WHAT IS ASKED =>
Return all lines that include the string "lookout".

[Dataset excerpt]
━━━━━━━━━━━━━━━━━━━━━━━━━━━━━━
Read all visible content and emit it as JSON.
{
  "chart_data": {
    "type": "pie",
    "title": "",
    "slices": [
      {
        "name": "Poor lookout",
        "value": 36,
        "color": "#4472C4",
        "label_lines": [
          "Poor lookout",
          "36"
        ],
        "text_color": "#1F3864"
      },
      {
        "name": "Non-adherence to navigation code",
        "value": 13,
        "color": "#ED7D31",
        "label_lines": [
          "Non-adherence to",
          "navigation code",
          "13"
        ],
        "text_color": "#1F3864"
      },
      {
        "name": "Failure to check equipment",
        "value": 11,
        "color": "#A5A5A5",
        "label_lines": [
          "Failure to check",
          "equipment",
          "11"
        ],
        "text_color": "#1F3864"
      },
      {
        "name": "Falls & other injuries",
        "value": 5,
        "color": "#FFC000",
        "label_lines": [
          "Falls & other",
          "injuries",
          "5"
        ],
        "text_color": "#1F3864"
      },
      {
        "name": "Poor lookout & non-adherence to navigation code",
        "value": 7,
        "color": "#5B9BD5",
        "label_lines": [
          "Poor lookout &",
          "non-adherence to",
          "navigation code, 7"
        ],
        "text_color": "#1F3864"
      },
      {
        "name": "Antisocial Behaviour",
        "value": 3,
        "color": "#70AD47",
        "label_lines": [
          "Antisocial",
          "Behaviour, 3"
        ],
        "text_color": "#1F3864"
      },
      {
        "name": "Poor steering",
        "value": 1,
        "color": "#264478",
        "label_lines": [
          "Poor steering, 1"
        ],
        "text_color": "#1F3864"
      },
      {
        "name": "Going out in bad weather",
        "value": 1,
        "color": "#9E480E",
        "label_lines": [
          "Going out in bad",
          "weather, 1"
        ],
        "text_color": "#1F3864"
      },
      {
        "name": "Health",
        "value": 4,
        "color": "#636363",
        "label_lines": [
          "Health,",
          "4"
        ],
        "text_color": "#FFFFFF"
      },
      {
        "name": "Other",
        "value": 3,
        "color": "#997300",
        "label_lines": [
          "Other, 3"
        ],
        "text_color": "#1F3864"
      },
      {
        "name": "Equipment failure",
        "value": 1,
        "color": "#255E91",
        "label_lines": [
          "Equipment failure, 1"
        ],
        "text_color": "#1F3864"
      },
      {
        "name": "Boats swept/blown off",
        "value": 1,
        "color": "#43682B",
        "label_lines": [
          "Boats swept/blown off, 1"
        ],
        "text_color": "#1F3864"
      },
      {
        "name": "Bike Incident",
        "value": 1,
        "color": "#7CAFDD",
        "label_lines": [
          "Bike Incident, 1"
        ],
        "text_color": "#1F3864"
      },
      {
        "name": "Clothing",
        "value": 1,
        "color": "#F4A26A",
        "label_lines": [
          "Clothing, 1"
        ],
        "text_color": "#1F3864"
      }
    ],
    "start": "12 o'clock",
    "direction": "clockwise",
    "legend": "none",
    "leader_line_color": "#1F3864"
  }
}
━━━━━━━━━━━━━━━━━━━━━━━━━━━━━━
SOLUTION =>
        "name": "Poor lookout",
          "Poor lookout",
        "name": "Poor lookout & non-adherence to navigation code",
          "Poor lookout &",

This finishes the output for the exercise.